--- Start of SOURCE DATA ---
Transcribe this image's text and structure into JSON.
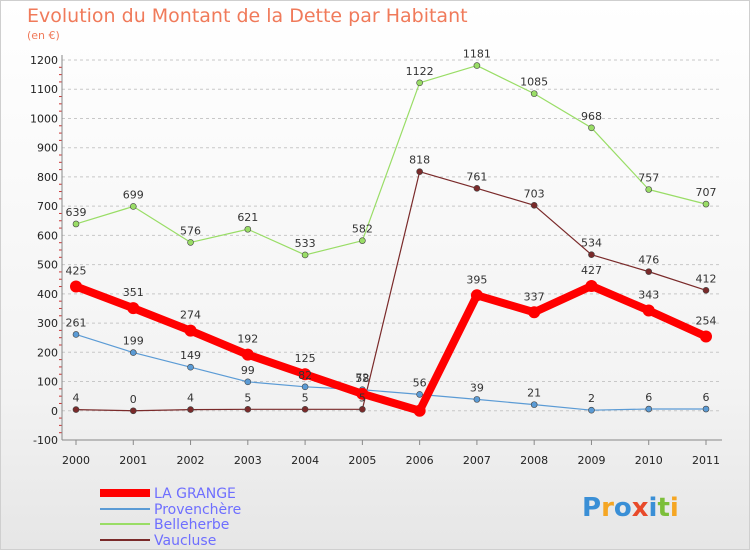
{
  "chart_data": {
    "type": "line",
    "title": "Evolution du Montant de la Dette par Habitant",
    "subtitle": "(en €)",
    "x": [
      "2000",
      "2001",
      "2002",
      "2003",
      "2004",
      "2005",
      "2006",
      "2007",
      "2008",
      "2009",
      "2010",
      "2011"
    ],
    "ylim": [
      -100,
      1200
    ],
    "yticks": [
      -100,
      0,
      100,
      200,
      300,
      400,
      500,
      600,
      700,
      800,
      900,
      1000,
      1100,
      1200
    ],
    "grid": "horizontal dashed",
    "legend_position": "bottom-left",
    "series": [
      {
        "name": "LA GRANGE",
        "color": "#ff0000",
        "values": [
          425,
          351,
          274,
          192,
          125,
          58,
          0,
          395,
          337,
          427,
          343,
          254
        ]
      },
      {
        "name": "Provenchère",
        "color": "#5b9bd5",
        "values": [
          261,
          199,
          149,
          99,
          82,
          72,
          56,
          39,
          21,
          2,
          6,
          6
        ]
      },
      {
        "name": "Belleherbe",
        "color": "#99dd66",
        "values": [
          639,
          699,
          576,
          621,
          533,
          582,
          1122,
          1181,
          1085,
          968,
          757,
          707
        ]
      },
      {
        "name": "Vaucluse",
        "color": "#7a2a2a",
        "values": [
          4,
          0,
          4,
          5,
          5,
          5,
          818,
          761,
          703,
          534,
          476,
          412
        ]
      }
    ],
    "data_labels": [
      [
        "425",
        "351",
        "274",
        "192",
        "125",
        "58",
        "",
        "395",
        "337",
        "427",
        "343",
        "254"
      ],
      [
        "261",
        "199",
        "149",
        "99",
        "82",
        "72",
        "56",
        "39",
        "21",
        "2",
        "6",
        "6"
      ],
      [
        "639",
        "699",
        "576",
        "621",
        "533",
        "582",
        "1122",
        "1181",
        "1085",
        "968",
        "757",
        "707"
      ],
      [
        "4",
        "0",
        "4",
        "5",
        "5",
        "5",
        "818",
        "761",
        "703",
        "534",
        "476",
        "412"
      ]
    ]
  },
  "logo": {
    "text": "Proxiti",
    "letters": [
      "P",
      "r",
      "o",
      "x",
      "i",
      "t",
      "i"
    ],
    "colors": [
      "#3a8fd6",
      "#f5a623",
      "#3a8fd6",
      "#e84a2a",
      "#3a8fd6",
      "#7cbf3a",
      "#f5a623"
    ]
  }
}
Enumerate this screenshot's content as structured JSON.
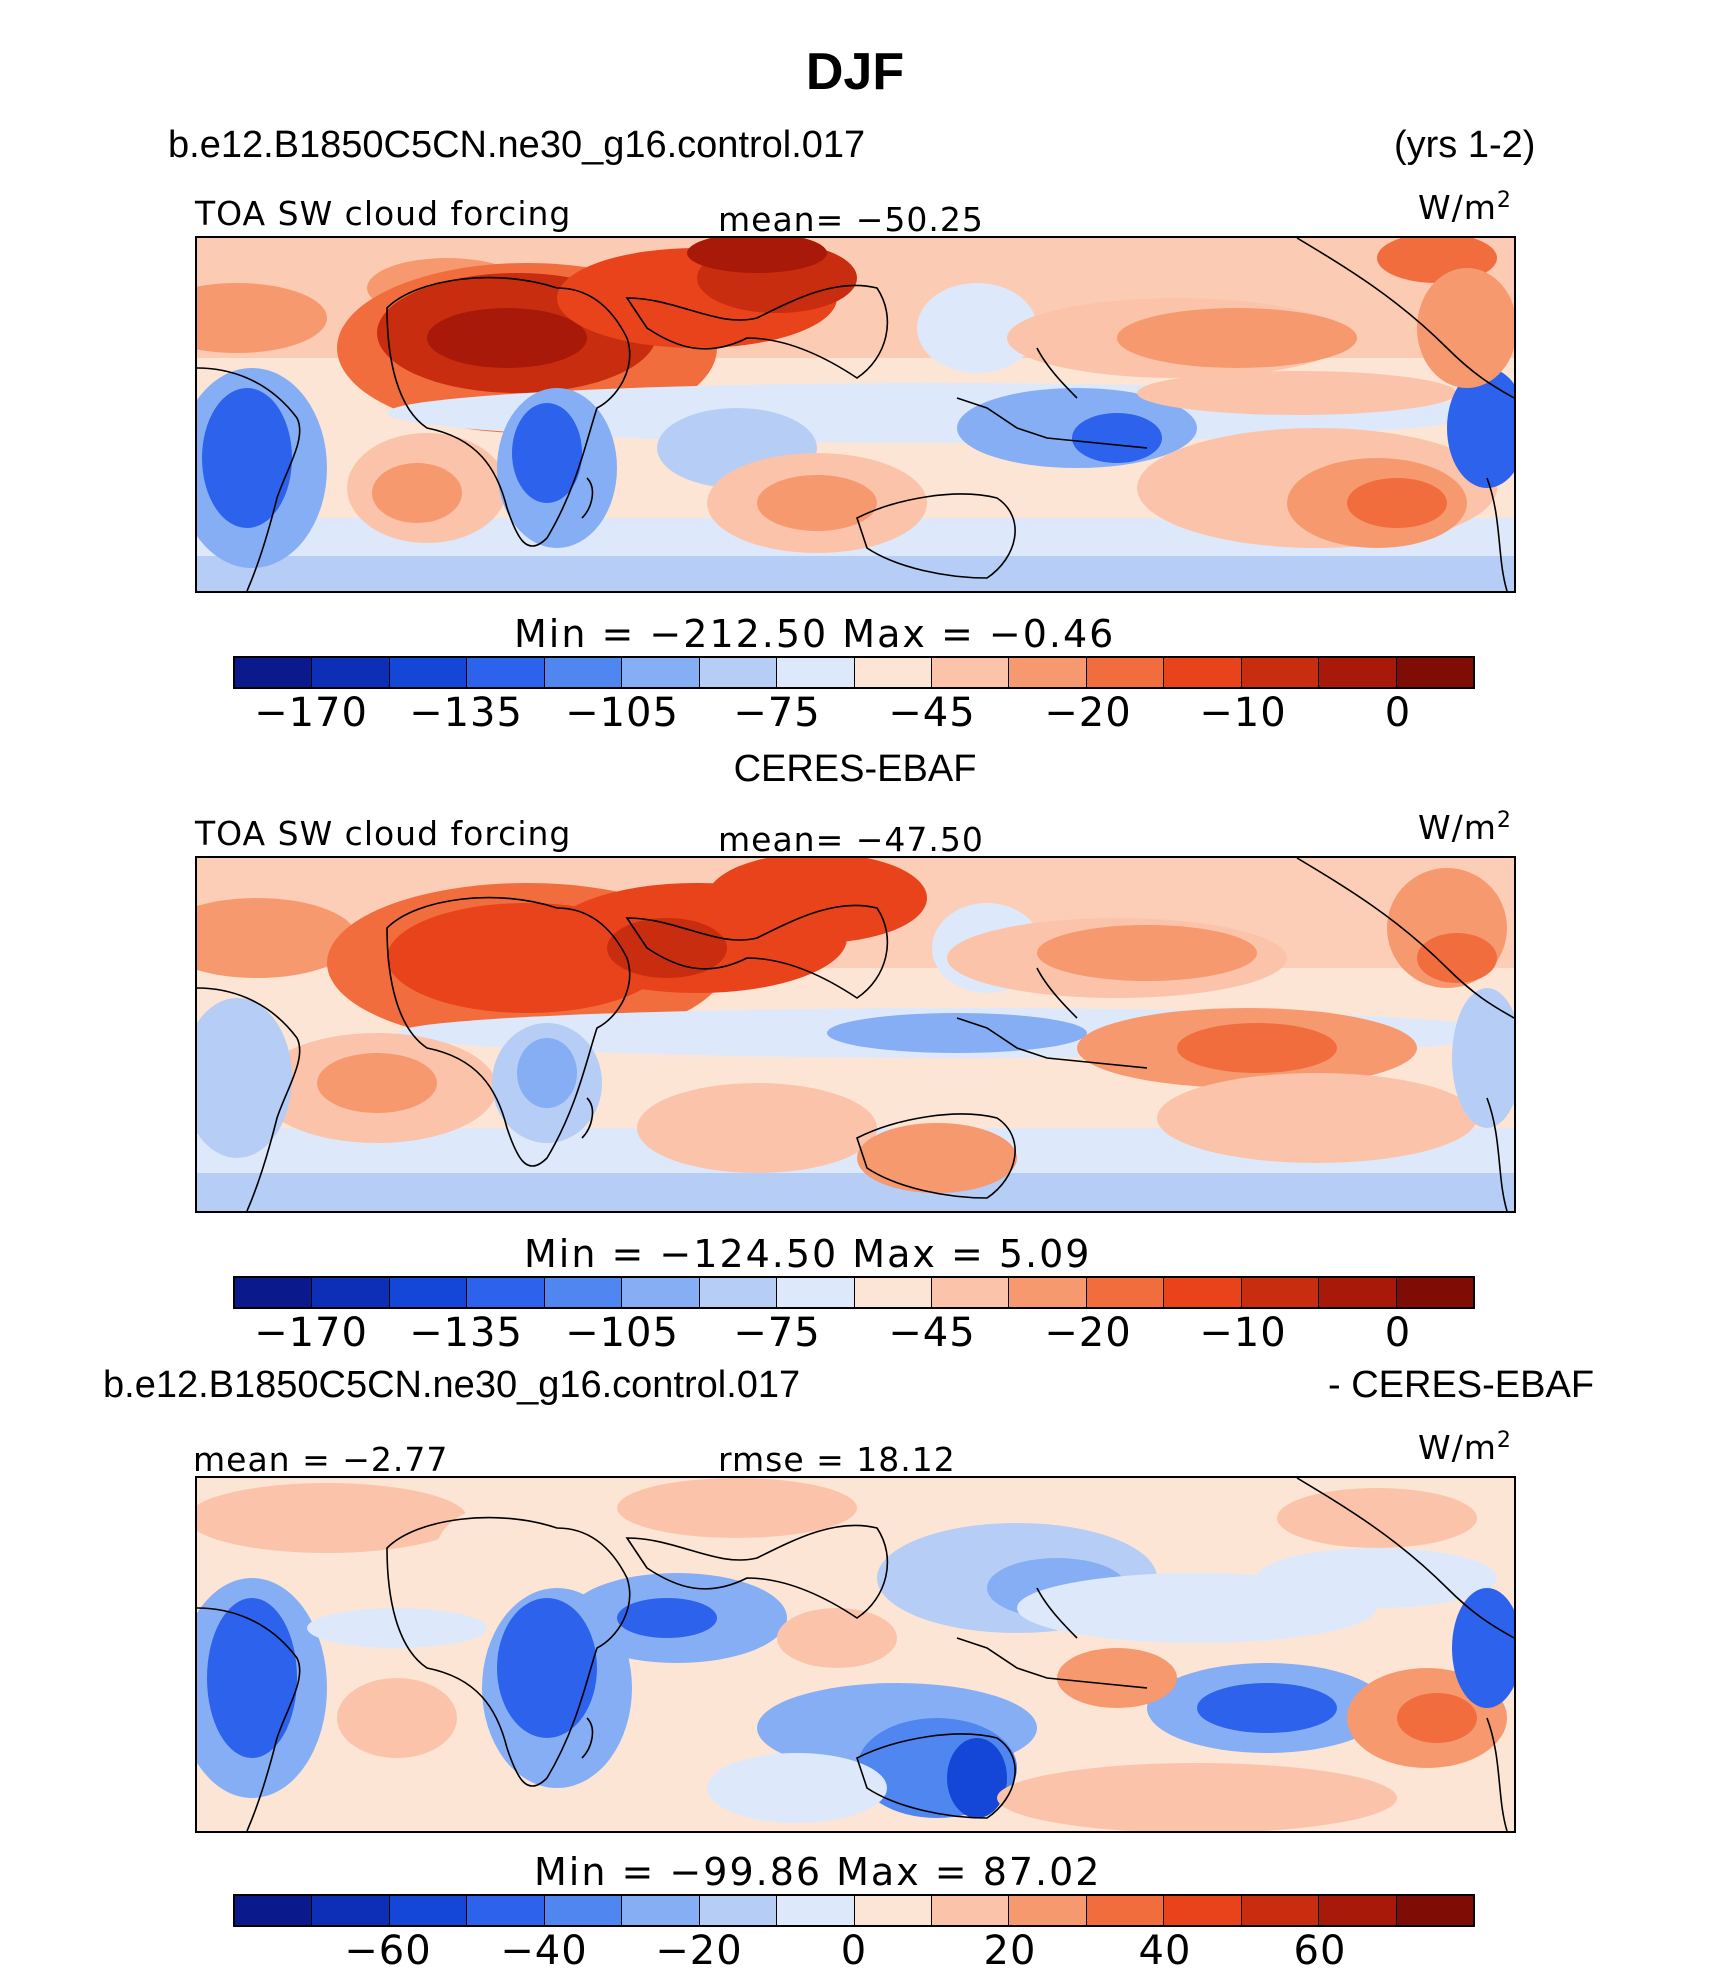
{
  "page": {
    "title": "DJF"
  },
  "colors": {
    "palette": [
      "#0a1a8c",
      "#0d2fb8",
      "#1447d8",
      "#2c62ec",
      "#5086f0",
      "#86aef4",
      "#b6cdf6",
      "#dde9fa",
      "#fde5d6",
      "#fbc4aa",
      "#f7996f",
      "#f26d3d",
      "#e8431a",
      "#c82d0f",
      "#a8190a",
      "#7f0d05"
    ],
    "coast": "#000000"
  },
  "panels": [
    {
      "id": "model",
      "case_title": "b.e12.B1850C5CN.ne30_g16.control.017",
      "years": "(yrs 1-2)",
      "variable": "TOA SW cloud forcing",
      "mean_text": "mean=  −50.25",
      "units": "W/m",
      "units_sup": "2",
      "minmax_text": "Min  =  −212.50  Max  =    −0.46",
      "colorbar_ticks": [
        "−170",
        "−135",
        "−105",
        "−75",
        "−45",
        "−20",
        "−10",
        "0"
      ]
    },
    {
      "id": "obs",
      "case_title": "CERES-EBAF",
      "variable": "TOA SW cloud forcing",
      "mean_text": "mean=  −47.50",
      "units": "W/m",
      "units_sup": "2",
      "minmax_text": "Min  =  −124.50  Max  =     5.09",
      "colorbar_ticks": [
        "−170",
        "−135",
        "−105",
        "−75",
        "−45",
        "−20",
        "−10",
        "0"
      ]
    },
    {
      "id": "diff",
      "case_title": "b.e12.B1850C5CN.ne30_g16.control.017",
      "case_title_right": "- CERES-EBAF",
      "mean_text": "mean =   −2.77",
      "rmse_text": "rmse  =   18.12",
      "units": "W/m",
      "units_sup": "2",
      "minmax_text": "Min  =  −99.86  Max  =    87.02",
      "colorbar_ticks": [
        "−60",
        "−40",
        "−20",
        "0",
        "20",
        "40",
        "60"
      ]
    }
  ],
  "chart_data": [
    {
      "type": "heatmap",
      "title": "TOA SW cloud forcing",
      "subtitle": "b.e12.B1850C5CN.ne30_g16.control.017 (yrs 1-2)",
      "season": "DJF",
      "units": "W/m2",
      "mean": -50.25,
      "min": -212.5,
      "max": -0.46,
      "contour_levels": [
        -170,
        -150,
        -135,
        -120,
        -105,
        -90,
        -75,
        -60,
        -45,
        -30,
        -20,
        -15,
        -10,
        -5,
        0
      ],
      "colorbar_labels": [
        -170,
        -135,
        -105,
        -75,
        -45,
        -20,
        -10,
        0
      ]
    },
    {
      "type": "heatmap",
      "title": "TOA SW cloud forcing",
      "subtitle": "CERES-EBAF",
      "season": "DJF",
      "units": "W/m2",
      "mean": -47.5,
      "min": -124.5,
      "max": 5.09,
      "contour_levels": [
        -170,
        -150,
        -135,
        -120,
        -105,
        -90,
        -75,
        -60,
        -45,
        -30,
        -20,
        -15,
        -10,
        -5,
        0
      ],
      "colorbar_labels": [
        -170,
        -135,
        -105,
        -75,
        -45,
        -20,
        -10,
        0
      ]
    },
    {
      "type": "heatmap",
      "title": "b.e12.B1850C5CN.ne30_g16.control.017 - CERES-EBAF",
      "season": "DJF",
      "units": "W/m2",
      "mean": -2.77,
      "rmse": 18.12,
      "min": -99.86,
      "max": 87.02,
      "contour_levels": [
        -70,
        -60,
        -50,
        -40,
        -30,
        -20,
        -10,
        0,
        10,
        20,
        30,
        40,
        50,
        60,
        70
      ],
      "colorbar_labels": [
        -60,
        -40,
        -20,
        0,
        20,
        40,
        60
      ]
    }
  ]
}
--- End of SOURCE DATA ---
**GIVEN TASK**:
Print out the whole of the material word for word, without pictures.

**EXERCISE SOLUTION**:
Transcribe this image's text and structure into JSON.
{
  "chart_data": {
    "type": "line",
    "title": "Evolution du Montant de la Dette par Habitant",
    "subtitle": "(en €)",
    "x": [
      "2000",
      "2001",
      "2002",
      "2003",
      "2004",
      "2005",
      "2006",
      "2007",
      "2008",
      "2009",
      "2010",
      "2011"
    ],
    "ylim": [
      -100,
      1200
    ],
    "yticks": [
      -100,
      0,
      100,
      200,
      300,
      400,
      500,
      600,
      700,
      800,
      900,
      1000,
      1100,
      1200
    ],
    "grid": "horizontal dashed",
    "legend_position": "bottom-left",
    "series": [
      {
        "name": "LA GRANGE",
        "color": "#ff0000",
        "values": [
          425,
          351,
          274,
          192,
          125,
          58,
          0,
          395,
          337,
          427,
          343,
          254
        ]
      },
      {
        "name": "Provenchère",
        "color": "#5b9bd5",
        "values": [
          261,
          199,
          149,
          99,
          82,
          72,
          56,
          39,
          21,
          2,
          6,
          6
        ]
      },
      {
        "name": "Belleherbe",
        "color": "#99dd66",
        "values": [
          639,
          699,
          576,
          621,
          533,
          582,
          1122,
          1181,
          1085,
          968,
          757,
          707
        ]
      },
      {
        "name": "Vaucluse",
        "color": "#7a2a2a",
        "values": [
          4,
          0,
          4,
          5,
          5,
          5,
          818,
          761,
          703,
          534,
          476,
          412
        ]
      }
    ],
    "data_labels": [
      [
        "425",
        "351",
        "274",
        "192",
        "125",
        "58",
        "",
        "395",
        "337",
        "427",
        "343",
        "254"
      ],
      [
        "261",
        "199",
        "149",
        "99",
        "82",
        "72",
        "56",
        "39",
        "21",
        "2",
        "6",
        "6"
      ],
      [
        "639",
        "699",
        "576",
        "621",
        "533",
        "582",
        "1122",
        "1181",
        "1085",
        "968",
        "757",
        "707"
      ],
      [
        "4",
        "0",
        "4",
        "5",
        "5",
        "5",
        "818",
        "761",
        "703",
        "534",
        "476",
        "412"
      ]
    ]
  },
  "logo": {
    "text": "Proxiti",
    "letters": [
      "P",
      "r",
      "o",
      "x",
      "i",
      "t",
      "i"
    ],
    "colors": [
      "#3a8fd6",
      "#f5a623",
      "#3a8fd6",
      "#e84a2a",
      "#3a8fd6",
      "#7cbf3a",
      "#f5a623"
    ]
  }
}
Enumerate this screenshot's content as structured JSON.
{
  "page": {
    "title": "DJF"
  },
  "colors": {
    "palette": [
      "#0a1a8c",
      "#0d2fb8",
      "#1447d8",
      "#2c62ec",
      "#5086f0",
      "#86aef4",
      "#b6cdf6",
      "#dde9fa",
      "#fde5d6",
      "#fbc4aa",
      "#f7996f",
      "#f26d3d",
      "#e8431a",
      "#c82d0f",
      "#a8190a",
      "#7f0d05"
    ],
    "coast": "#000000"
  },
  "panels": [
    {
      "id": "model",
      "case_title": "b.e12.B1850C5CN.ne30_g16.control.017",
      "years": "(yrs 1-2)",
      "variable": "TOA SW cloud forcing",
      "mean_text": "mean=  −50.25",
      "units": "W/m",
      "units_sup": "2",
      "minmax_text": "Min  =  −212.50  Max  =    −0.46",
      "colorbar_ticks": [
        "−170",
        "−135",
        "−105",
        "−75",
        "−45",
        "−20",
        "−10",
        "0"
      ]
    },
    {
      "id": "obs",
      "case_title": "CERES-EBAF",
      "variable": "TOA SW cloud forcing",
      "mean_text": "mean=  −47.50",
      "units": "W/m",
      "units_sup": "2",
      "minmax_text": "Min  =  −124.50  Max  =     5.09",
      "colorbar_ticks": [
        "−170",
        "−135",
        "−105",
        "−75",
        "−45",
        "−20",
        "−10",
        "0"
      ]
    },
    {
      "id": "diff",
      "case_title": "b.e12.B1850C5CN.ne30_g16.control.017",
      "case_title_right": "- CERES-EBAF",
      "mean_text": "mean =   −2.77",
      "rmse_text": "rmse  =   18.12",
      "units": "W/m",
      "units_sup": "2",
      "minmax_text": "Min  =  −99.86  Max  =    87.02",
      "colorbar_ticks": [
        "−60",
        "−40",
        "−20",
        "0",
        "20",
        "40",
        "60"
      ]
    }
  ],
  "chart_data": [
    {
      "type": "heatmap",
      "title": "TOA SW cloud forcing",
      "subtitle": "b.e12.B1850C5CN.ne30_g16.control.017 (yrs 1-2)",
      "season": "DJF",
      "units": "W/m2",
      "mean": -50.25,
      "min": -212.5,
      "max": -0.46,
      "contour_levels": [
        -170,
        -150,
        -135,
        -120,
        -105,
        -90,
        -75,
        -60,
        -45,
        -30,
        -20,
        -15,
        -10,
        -5,
        0
      ],
      "colorbar_labels": [
        -170,
        -135,
        -105,
        -75,
        -45,
        -20,
        -10,
        0
      ]
    },
    {
      "type": "heatmap",
      "title": "TOA SW cloud forcing",
      "subtitle": "CERES-EBAF",
      "season": "DJF",
      "units": "W/m2",
      "mean": -47.5,
      "min": -124.5,
      "max": 5.09,
      "contour_levels": [
        -170,
        -150,
        -135,
        -120,
        -105,
        -90,
        -75,
        -60,
        -45,
        -30,
        -20,
        -15,
        -10,
        -5,
        0
      ],
      "colorbar_labels": [
        -170,
        -135,
        -105,
        -75,
        -45,
        -20,
        -10,
        0
      ]
    },
    {
      "type": "heatmap",
      "title": "b.e12.B1850C5CN.ne30_g16.control.017 - CERES-EBAF",
      "season": "DJF",
      "units": "W/m2",
      "mean": -2.77,
      "rmse": 18.12,
      "min": -99.86,
      "max": 87.02,
      "contour_levels": [
        -70,
        -60,
        -50,
        -40,
        -30,
        -20,
        -10,
        0,
        10,
        20,
        30,
        40,
        50,
        60,
        70
      ],
      "colorbar_labels": [
        -60,
        -40,
        -20,
        0,
        20,
        40,
        60
      ]
    }
  ]
}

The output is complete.